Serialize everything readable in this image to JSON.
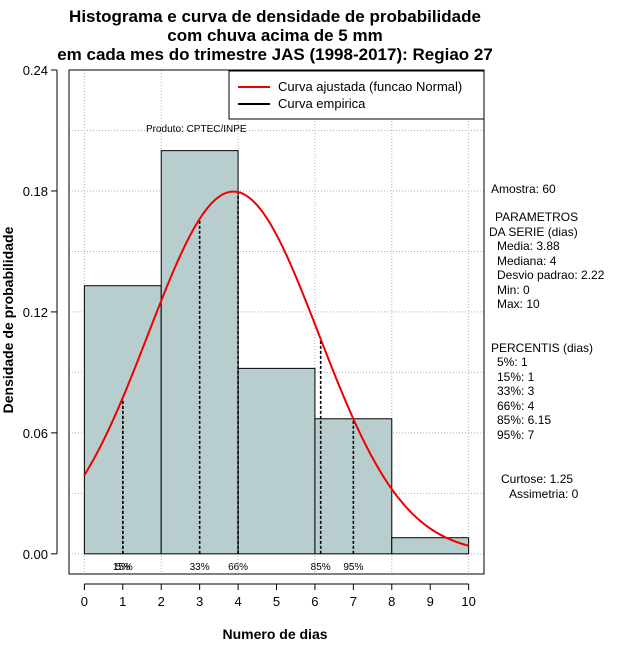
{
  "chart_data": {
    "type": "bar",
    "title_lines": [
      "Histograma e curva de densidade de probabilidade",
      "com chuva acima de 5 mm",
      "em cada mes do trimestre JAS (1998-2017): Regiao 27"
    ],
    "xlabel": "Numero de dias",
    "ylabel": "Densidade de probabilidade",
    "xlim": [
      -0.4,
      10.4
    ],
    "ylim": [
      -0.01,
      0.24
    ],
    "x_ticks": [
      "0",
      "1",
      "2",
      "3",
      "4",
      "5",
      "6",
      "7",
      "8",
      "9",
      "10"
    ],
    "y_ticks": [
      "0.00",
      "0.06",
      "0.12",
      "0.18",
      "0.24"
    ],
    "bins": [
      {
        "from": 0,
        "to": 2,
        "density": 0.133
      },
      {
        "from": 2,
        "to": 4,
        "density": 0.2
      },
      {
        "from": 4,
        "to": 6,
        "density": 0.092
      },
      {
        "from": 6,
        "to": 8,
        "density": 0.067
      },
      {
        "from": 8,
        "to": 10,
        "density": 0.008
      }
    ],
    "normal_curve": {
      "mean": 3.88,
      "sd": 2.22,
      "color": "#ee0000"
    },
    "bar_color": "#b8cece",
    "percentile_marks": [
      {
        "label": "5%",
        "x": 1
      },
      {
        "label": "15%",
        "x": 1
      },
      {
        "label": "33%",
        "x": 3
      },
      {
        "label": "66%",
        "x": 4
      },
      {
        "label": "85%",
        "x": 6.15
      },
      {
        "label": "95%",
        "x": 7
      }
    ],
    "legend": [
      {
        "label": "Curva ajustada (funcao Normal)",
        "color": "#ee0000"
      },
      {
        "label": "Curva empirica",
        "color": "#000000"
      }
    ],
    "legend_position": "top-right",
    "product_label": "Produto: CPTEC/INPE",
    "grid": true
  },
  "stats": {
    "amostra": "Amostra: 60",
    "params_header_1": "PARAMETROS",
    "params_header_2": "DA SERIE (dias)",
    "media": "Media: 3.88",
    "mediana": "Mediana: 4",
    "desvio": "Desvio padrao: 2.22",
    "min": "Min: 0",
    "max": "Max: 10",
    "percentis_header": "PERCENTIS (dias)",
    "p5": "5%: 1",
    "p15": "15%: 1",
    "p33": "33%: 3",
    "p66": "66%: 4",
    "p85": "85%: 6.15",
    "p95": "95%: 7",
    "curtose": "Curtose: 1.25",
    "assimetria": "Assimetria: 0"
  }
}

--

• [Goal]
Return the listing above word for word, with the pictures removed.

• [Completed exercise]
Serialize everything readable in this image to JSON.
{
  "chart_data": {
    "type": "bar",
    "title_lines": [
      "Histograma e curva de densidade de probabilidade",
      "com chuva acima de 5 mm",
      "em cada mes do trimestre JAS (1998-2017): Regiao 27"
    ],
    "xlabel": "Numero de dias",
    "ylabel": "Densidade de probabilidade",
    "xlim": [
      -0.4,
      10.4
    ],
    "ylim": [
      -0.01,
      0.24
    ],
    "x_ticks": [
      "0",
      "1",
      "2",
      "3",
      "4",
      "5",
      "6",
      "7",
      "8",
      "9",
      "10"
    ],
    "y_ticks": [
      "0.00",
      "0.06",
      "0.12",
      "0.18",
      "0.24"
    ],
    "bins": [
      {
        "from": 0,
        "to": 2,
        "density": 0.133
      },
      {
        "from": 2,
        "to": 4,
        "density": 0.2
      },
      {
        "from": 4,
        "to": 6,
        "density": 0.092
      },
      {
        "from": 6,
        "to": 8,
        "density": 0.067
      },
      {
        "from": 8,
        "to": 10,
        "density": 0.008
      }
    ],
    "normal_curve": {
      "mean": 3.88,
      "sd": 2.22,
      "color": "#ee0000"
    },
    "bar_color": "#b8cece",
    "percentile_marks": [
      {
        "label": "5%",
        "x": 1
      },
      {
        "label": "15%",
        "x": 1
      },
      {
        "label": "33%",
        "x": 3
      },
      {
        "label": "66%",
        "x": 4
      },
      {
        "label": "85%",
        "x": 6.15
      },
      {
        "label": "95%",
        "x": 7
      }
    ],
    "legend": [
      {
        "label": "Curva ajustada (funcao Normal)",
        "color": "#ee0000"
      },
      {
        "label": "Curva empirica",
        "color": "#000000"
      }
    ],
    "legend_position": "top-right",
    "product_label": "Produto: CPTEC/INPE",
    "grid": true
  },
  "stats": {
    "amostra": "Amostra: 60",
    "params_header_1": "PARAMETROS",
    "params_header_2": "DA SERIE (dias)",
    "media": "Media: 3.88",
    "mediana": "Mediana: 4",
    "desvio": "Desvio padrao: 2.22",
    "min": "Min: 0",
    "max": "Max: 10",
    "percentis_header": "PERCENTIS (dias)",
    "p5": "5%: 1",
    "p15": "15%: 1",
    "p33": "33%: 3",
    "p66": "66%: 4",
    "p85": "85%: 6.15",
    "p95": "95%: 7",
    "curtose": "Curtose: 1.25",
    "assimetria": "Assimetria: 0"
  }
}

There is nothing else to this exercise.